**What is being asked**
All entries are to be quoted exactly; the images stay out of the copy.

═══ Data ═══

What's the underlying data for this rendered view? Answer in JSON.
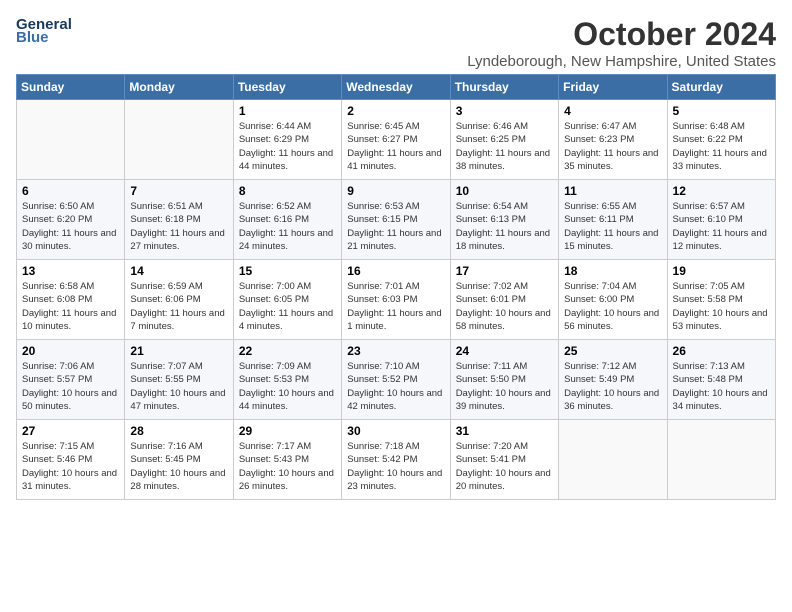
{
  "logo": {
    "line1": "General",
    "line2": "Blue"
  },
  "title": "October 2024",
  "location": "Lyndeborough, New Hampshire, United States",
  "days_of_week": [
    "Sunday",
    "Monday",
    "Tuesday",
    "Wednesday",
    "Thursday",
    "Friday",
    "Saturday"
  ],
  "weeks": [
    [
      {
        "day": "",
        "info": ""
      },
      {
        "day": "",
        "info": ""
      },
      {
        "day": "1",
        "info": "Sunrise: 6:44 AM\nSunset: 6:29 PM\nDaylight: 11 hours and 44 minutes."
      },
      {
        "day": "2",
        "info": "Sunrise: 6:45 AM\nSunset: 6:27 PM\nDaylight: 11 hours and 41 minutes."
      },
      {
        "day": "3",
        "info": "Sunrise: 6:46 AM\nSunset: 6:25 PM\nDaylight: 11 hours and 38 minutes."
      },
      {
        "day": "4",
        "info": "Sunrise: 6:47 AM\nSunset: 6:23 PM\nDaylight: 11 hours and 35 minutes."
      },
      {
        "day": "5",
        "info": "Sunrise: 6:48 AM\nSunset: 6:22 PM\nDaylight: 11 hours and 33 minutes."
      }
    ],
    [
      {
        "day": "6",
        "info": "Sunrise: 6:50 AM\nSunset: 6:20 PM\nDaylight: 11 hours and 30 minutes."
      },
      {
        "day": "7",
        "info": "Sunrise: 6:51 AM\nSunset: 6:18 PM\nDaylight: 11 hours and 27 minutes."
      },
      {
        "day": "8",
        "info": "Sunrise: 6:52 AM\nSunset: 6:16 PM\nDaylight: 11 hours and 24 minutes."
      },
      {
        "day": "9",
        "info": "Sunrise: 6:53 AM\nSunset: 6:15 PM\nDaylight: 11 hours and 21 minutes."
      },
      {
        "day": "10",
        "info": "Sunrise: 6:54 AM\nSunset: 6:13 PM\nDaylight: 11 hours and 18 minutes."
      },
      {
        "day": "11",
        "info": "Sunrise: 6:55 AM\nSunset: 6:11 PM\nDaylight: 11 hours and 15 minutes."
      },
      {
        "day": "12",
        "info": "Sunrise: 6:57 AM\nSunset: 6:10 PM\nDaylight: 11 hours and 12 minutes."
      }
    ],
    [
      {
        "day": "13",
        "info": "Sunrise: 6:58 AM\nSunset: 6:08 PM\nDaylight: 11 hours and 10 minutes."
      },
      {
        "day": "14",
        "info": "Sunrise: 6:59 AM\nSunset: 6:06 PM\nDaylight: 11 hours and 7 minutes."
      },
      {
        "day": "15",
        "info": "Sunrise: 7:00 AM\nSunset: 6:05 PM\nDaylight: 11 hours and 4 minutes."
      },
      {
        "day": "16",
        "info": "Sunrise: 7:01 AM\nSunset: 6:03 PM\nDaylight: 11 hours and 1 minute."
      },
      {
        "day": "17",
        "info": "Sunrise: 7:02 AM\nSunset: 6:01 PM\nDaylight: 10 hours and 58 minutes."
      },
      {
        "day": "18",
        "info": "Sunrise: 7:04 AM\nSunset: 6:00 PM\nDaylight: 10 hours and 56 minutes."
      },
      {
        "day": "19",
        "info": "Sunrise: 7:05 AM\nSunset: 5:58 PM\nDaylight: 10 hours and 53 minutes."
      }
    ],
    [
      {
        "day": "20",
        "info": "Sunrise: 7:06 AM\nSunset: 5:57 PM\nDaylight: 10 hours and 50 minutes."
      },
      {
        "day": "21",
        "info": "Sunrise: 7:07 AM\nSunset: 5:55 PM\nDaylight: 10 hours and 47 minutes."
      },
      {
        "day": "22",
        "info": "Sunrise: 7:09 AM\nSunset: 5:53 PM\nDaylight: 10 hours and 44 minutes."
      },
      {
        "day": "23",
        "info": "Sunrise: 7:10 AM\nSunset: 5:52 PM\nDaylight: 10 hours and 42 minutes."
      },
      {
        "day": "24",
        "info": "Sunrise: 7:11 AM\nSunset: 5:50 PM\nDaylight: 10 hours and 39 minutes."
      },
      {
        "day": "25",
        "info": "Sunrise: 7:12 AM\nSunset: 5:49 PM\nDaylight: 10 hours and 36 minutes."
      },
      {
        "day": "26",
        "info": "Sunrise: 7:13 AM\nSunset: 5:48 PM\nDaylight: 10 hours and 34 minutes."
      }
    ],
    [
      {
        "day": "27",
        "info": "Sunrise: 7:15 AM\nSunset: 5:46 PM\nDaylight: 10 hours and 31 minutes."
      },
      {
        "day": "28",
        "info": "Sunrise: 7:16 AM\nSunset: 5:45 PM\nDaylight: 10 hours and 28 minutes."
      },
      {
        "day": "29",
        "info": "Sunrise: 7:17 AM\nSunset: 5:43 PM\nDaylight: 10 hours and 26 minutes."
      },
      {
        "day": "30",
        "info": "Sunrise: 7:18 AM\nSunset: 5:42 PM\nDaylight: 10 hours and 23 minutes."
      },
      {
        "day": "31",
        "info": "Sunrise: 7:20 AM\nSunset: 5:41 PM\nDaylight: 10 hours and 20 minutes."
      },
      {
        "day": "",
        "info": ""
      },
      {
        "day": "",
        "info": ""
      }
    ]
  ]
}
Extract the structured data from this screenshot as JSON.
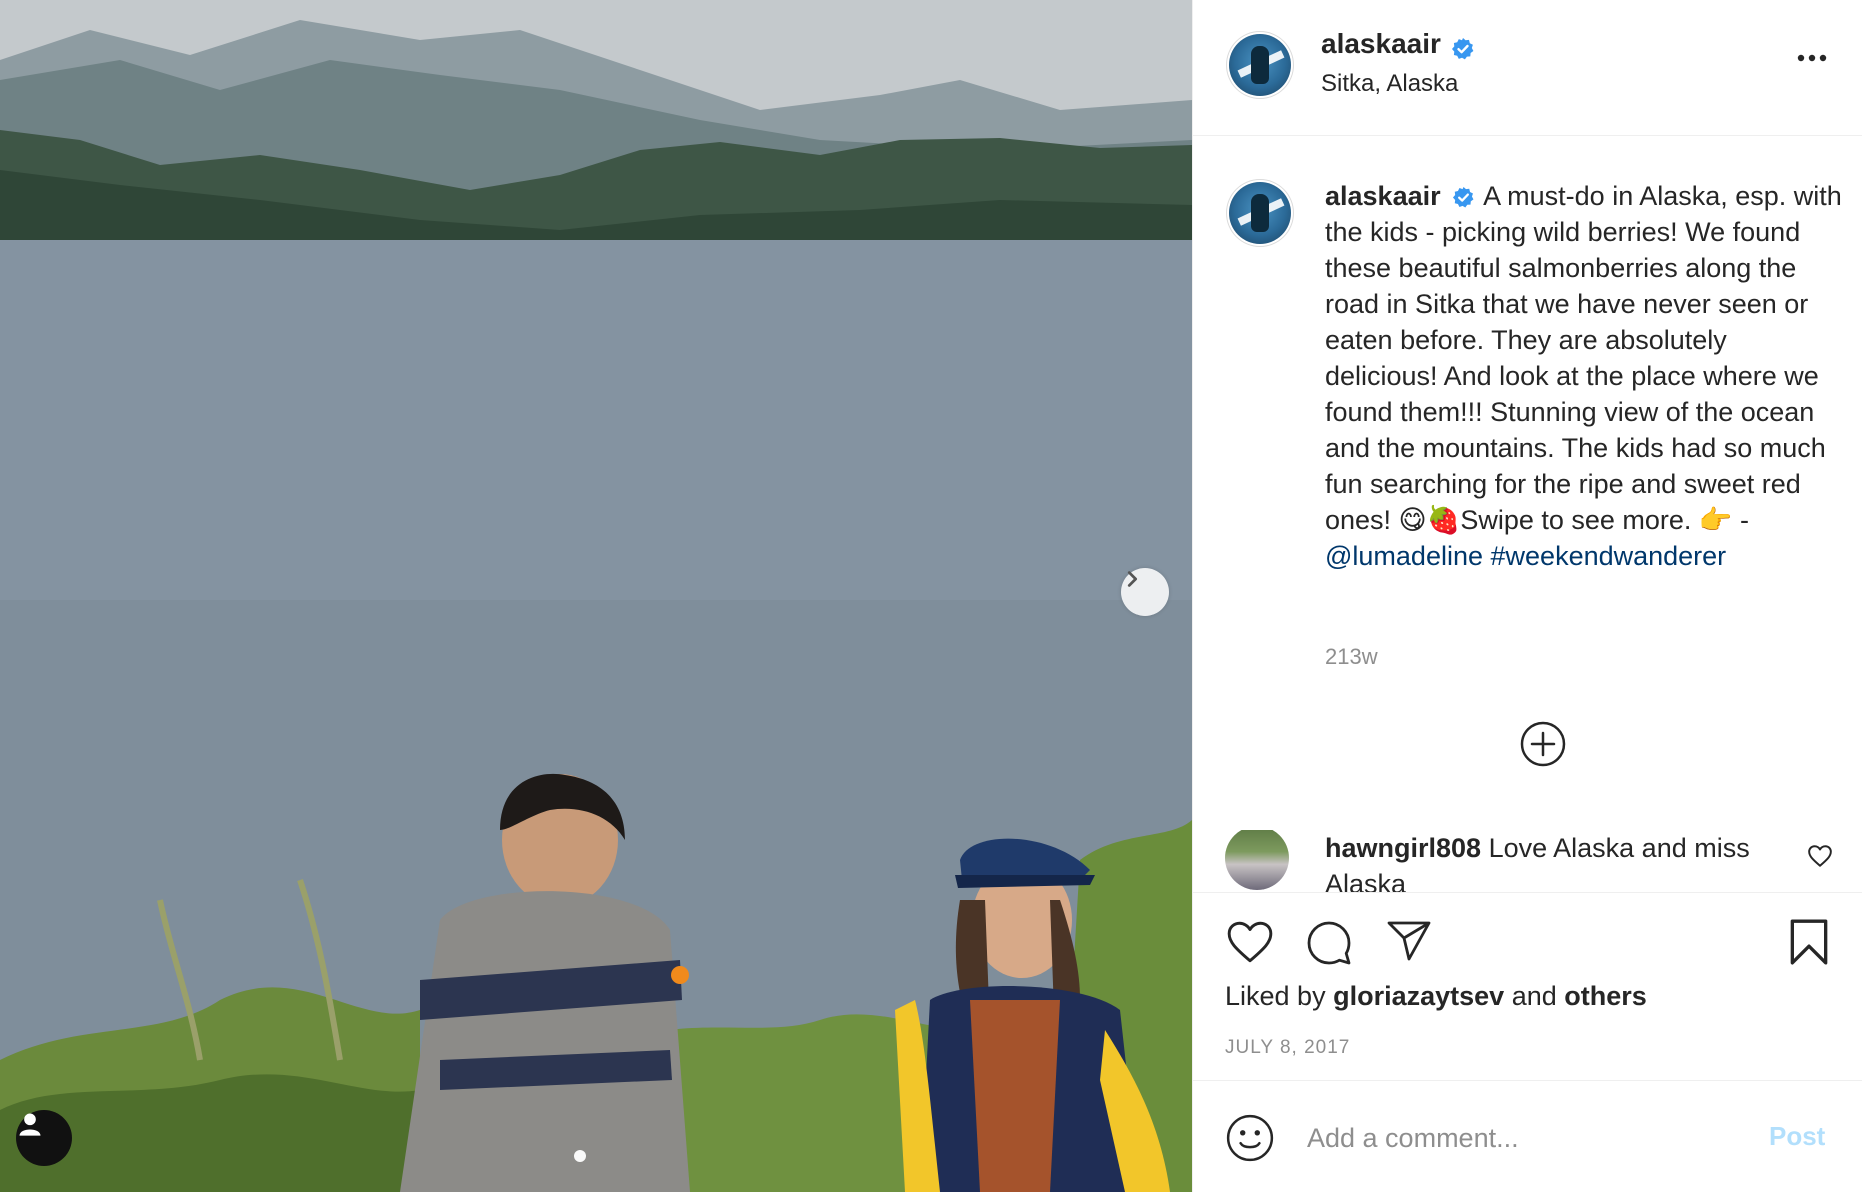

═══

**Task answer**
What's the underlying data for this rendered view? Answer in JSON.
{
  "logo": {
    "line1": "General",
    "line2": "Blue"
  },
  "title": "October 2024",
  "location": "Lyndeborough, New Hampshire, United States",
  "days_of_week": [
    "Sunday",
    "Monday",
    "Tuesday",
    "Wednesday",
    "Thursday",
    "Friday",
    "Saturday"
  ],
  "weeks": [
    [
      {
        "day": "",
        "info": ""
      },
      {
        "day": "",
        "info": ""
      },
      {
        "day": "1",
        "info": "Sunrise: 6:44 AM\nSunset: 6:29 PM\nDaylight: 11 hours and 44 minutes."
      },
      {
        "day": "2",
        "info": "Sunrise: 6:45 AM\nSunset: 6:27 PM\nDaylight: 11 hours and 41 minutes."
      },
      {
        "day": "3",
        "info": "Sunrise: 6:46 AM\nSunset: 6:25 PM\nDaylight: 11 hours and 38 minutes."
      },
      {
        "day": "4",
        "info": "Sunrise: 6:47 AM\nSunset: 6:23 PM\nDaylight: 11 hours and 35 minutes."
      },
      {
        "day": "5",
        "info": "Sunrise: 6:48 AM\nSunset: 6:22 PM\nDaylight: 11 hours and 33 minutes."
      }
    ],
    [
      {
        "day": "6",
        "info": "Sunrise: 6:50 AM\nSunset: 6:20 PM\nDaylight: 11 hours and 30 minutes."
      },
      {
        "day": "7",
        "info": "Sunrise: 6:51 AM\nSunset: 6:18 PM\nDaylight: 11 hours and 27 minutes."
      },
      {
        "day": "8",
        "info": "Sunrise: 6:52 AM\nSunset: 6:16 PM\nDaylight: 11 hours and 24 minutes."
      },
      {
        "day": "9",
        "info": "Sunrise: 6:53 AM\nSunset: 6:15 PM\nDaylight: 11 hours and 21 minutes."
      },
      {
        "day": "10",
        "info": "Sunrise: 6:54 AM\nSunset: 6:13 PM\nDaylight: 11 hours and 18 minutes."
      },
      {
        "day": "11",
        "info": "Sunrise: 6:55 AM\nSunset: 6:11 PM\nDaylight: 11 hours and 15 minutes."
      },
      {
        "day": "12",
        "info": "Sunrise: 6:57 AM\nSunset: 6:10 PM\nDaylight: 11 hours and 12 minutes."
      }
    ],
    [
      {
        "day": "13",
        "info": "Sunrise: 6:58 AM\nSunset: 6:08 PM\nDaylight: 11 hours and 10 minutes."
      },
      {
        "day": "14",
        "info": "Sunrise: 6:59 AM\nSunset: 6:06 PM\nDaylight: 11 hours and 7 minutes."
      },
      {
        "day": "15",
        "info": "Sunrise: 7:00 AM\nSunset: 6:05 PM\nDaylight: 11 hours and 4 minutes."
      },
      {
        "day": "16",
        "info": "Sunrise: 7:01 AM\nSunset: 6:03 PM\nDaylight: 11 hours and 1 minute."
      },
      {
        "day": "17",
        "info": "Sunrise: 7:02 AM\nSunset: 6:01 PM\nDaylight: 10 hours and 58 minutes."
      },
      {
        "day": "18",
        "info": "Sunrise: 7:04 AM\nSunset: 6:00 PM\nDaylight: 10 hours and 56 minutes."
      },
      {
        "day": "19",
        "info": "Sunrise: 7:05 AM\nSunset: 5:58 PM\nDaylight: 10 hours and 53 minutes."
      }
    ],
    [
      {
        "day": "20",
        "info": "Sunrise: 7:06 AM\nSunset: 5:57 PM\nDaylight: 10 hours and 50 minutes."
      },
      {
        "day": "21",
        "info": "Sunrise: 7:07 AM\nSunset: 5:55 PM\nDaylight: 10 hours and 47 minutes."
      },
      {
        "day": "22",
        "info": "Sunrise: 7:09 AM\nSunset: 5:53 PM\nDaylight: 10 hours and 44 minutes."
      },
      {
        "day": "23",
        "info": "Sunrise: 7:10 AM\nSunset: 5:52 PM\nDaylight: 10 hours and 42 minutes."
      },
      {
        "day": "24",
        "info": "Sunrise: 7:11 AM\nSunset: 5:50 PM\nDaylight: 10 hours and 39 minutes."
      },
      {
        "day": "25",
        "info": "Sunrise: 7:12 AM\nSunset: 5:49 PM\nDaylight: 10 hours and 36 minutes."
      },
      {
        "day": "26",
        "info": "Sunrise: 7:13 AM\nSunset: 5:48 PM\nDaylight: 10 hours and 34 minutes."
      }
    ],
    [
      {
        "day": "27",
        "info": "Sunrise: 7:15 AM\nSunset: 5:46 PM\nDaylight: 10 hours and 31 minutes."
      },
      {
        "day": "28",
        "info": "Sunrise: 7:16 AM\nSunset: 5:45 PM\nDaylight: 10 hours and 28 minutes."
      },
      {
        "day": "29",
        "info": "Sunrise: 7:17 AM\nSunset: 5:43 PM\nDaylight: 10 hours and 26 minutes."
      },
      {
        "day": "30",
        "info": "Sunrise: 7:18 AM\nSunset: 5:42 PM\nDaylight: 10 hours and 23 minutes."
      },
      {
        "day": "31",
        "info": "Sunrise: 7:20 AM\nSunset: 5:41 PM\nDaylight: 10 hours and 20 minutes."
      },
      {
        "day": "",
        "info": ""
      },
      {
        "day": "",
        "info": ""
      }
    ]
  ]
}
Extract the structured data from this screenshot as JSON.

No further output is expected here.